## [PROBLEM DESCRIPTION]
Can you write out the whole listing exactly?

## [DATASET EXCERPTS]

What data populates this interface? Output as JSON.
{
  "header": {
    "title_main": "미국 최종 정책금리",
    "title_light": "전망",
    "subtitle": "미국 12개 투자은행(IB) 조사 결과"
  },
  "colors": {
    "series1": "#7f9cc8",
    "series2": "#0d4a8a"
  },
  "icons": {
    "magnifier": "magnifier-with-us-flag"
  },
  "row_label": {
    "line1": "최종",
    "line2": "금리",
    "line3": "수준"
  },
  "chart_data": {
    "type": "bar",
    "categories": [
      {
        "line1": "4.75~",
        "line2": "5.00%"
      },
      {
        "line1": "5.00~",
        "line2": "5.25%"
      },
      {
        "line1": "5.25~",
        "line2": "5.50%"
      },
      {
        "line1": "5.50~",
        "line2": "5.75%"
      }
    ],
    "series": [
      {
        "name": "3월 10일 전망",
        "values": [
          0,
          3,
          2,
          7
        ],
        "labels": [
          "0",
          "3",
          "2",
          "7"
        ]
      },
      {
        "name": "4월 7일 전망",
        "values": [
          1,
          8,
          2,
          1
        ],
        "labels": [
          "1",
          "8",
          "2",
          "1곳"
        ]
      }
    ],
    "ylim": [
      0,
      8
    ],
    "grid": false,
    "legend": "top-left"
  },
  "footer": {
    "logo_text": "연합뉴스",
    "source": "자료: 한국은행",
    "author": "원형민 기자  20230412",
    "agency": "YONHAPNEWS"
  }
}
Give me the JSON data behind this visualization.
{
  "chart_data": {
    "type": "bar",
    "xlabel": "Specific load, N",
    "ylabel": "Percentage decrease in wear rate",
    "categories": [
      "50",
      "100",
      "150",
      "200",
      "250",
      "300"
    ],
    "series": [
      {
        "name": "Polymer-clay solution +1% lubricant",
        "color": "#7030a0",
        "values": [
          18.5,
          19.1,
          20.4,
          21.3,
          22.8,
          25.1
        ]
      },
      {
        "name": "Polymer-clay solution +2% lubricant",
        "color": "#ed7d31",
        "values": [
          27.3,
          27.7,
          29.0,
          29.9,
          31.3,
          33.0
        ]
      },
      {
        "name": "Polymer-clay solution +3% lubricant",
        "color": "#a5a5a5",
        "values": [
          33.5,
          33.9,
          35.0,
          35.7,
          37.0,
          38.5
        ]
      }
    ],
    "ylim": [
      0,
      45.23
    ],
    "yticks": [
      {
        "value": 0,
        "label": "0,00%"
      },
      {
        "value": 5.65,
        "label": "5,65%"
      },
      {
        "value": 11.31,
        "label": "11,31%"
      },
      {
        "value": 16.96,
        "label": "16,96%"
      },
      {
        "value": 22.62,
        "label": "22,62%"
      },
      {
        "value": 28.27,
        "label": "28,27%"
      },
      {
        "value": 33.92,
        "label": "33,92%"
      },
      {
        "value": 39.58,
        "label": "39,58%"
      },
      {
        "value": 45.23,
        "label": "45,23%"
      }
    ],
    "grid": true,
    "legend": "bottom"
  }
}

## [ANSWER TO THIS PROBLEM]
What data populates this interface? Output as JSON.
{
  "header": {
    "title_main": "미국 최종 정책금리",
    "title_light": "전망",
    "subtitle": "미국 12개 투자은행(IB) 조사 결과"
  },
  "colors": {
    "series1": "#7f9cc8",
    "series2": "#0d4a8a"
  },
  "icons": {
    "magnifier": "magnifier-with-us-flag"
  },
  "row_label": {
    "line1": "최종",
    "line2": "금리",
    "line3": "수준"
  },
  "chart_data": {
    "type": "bar",
    "categories": [
      {
        "line1": "4.75~",
        "line2": "5.00%"
      },
      {
        "line1": "5.00~",
        "line2": "5.25%"
      },
      {
        "line1": "5.25~",
        "line2": "5.50%"
      },
      {
        "line1": "5.50~",
        "line2": "5.75%"
      }
    ],
    "series": [
      {
        "name": "3월 10일 전망",
        "values": [
          0,
          3,
          2,
          7
        ],
        "labels": [
          "0",
          "3",
          "2",
          "7"
        ]
      },
      {
        "name": "4월 7일 전망",
        "values": [
          1,
          8,
          2,
          1
        ],
        "labels": [
          "1",
          "8",
          "2",
          "1곳"
        ]
      }
    ],
    "ylim": [
      0,
      8
    ],
    "grid": false,
    "legend": "top-left"
  },
  "footer": {
    "logo_text": "연합뉴스",
    "source": "자료: 한국은행",
    "author": "원형민 기자  20230412",
    "agency": "YONHAPNEWS"
  }
}
Give me the JSON data behind this visualization.
{
  "chart_data": {
    "type": "bar",
    "xlabel": "Specific load, N",
    "ylabel": "Percentage decrease in wear rate",
    "categories": [
      "50",
      "100",
      "150",
      "200",
      "250",
      "300"
    ],
    "series": [
      {
        "name": "Polymer-clay solution +1% lubricant",
        "color": "#7030a0",
        "values": [
          18.5,
          19.1,
          20.4,
          21.3,
          22.8,
          25.1
        ]
      },
      {
        "name": "Polymer-clay solution +2% lubricant",
        "color": "#ed7d31",
        "values": [
          27.3,
          27.7,
          29.0,
          29.9,
          31.3,
          33.0
        ]
      },
      {
        "name": "Polymer-clay solution +3% lubricant",
        "color": "#a5a5a5",
        "values": [
          33.5,
          33.9,
          35.0,
          35.7,
          37.0,
          38.5
        ]
      }
    ],
    "ylim": [
      0,
      45.23
    ],
    "yticks": [
      {
        "value": 0,
        "label": "0,00%"
      },
      {
        "value": 5.65,
        "label": "5,65%"
      },
      {
        "value": 11.31,
        "label": "11,31%"
      },
      {
        "value": 16.96,
        "label": "16,96%"
      },
      {
        "value": 22.62,
        "label": "22,62%"
      },
      {
        "value": 28.27,
        "label": "28,27%"
      },
      {
        "value": 33.92,
        "label": "33,92%"
      },
      {
        "value": 39.58,
        "label": "39,58%"
      },
      {
        "value": 45.23,
        "label": "45,23%"
      }
    ],
    "grid": true,
    "legend": "bottom"
  }
}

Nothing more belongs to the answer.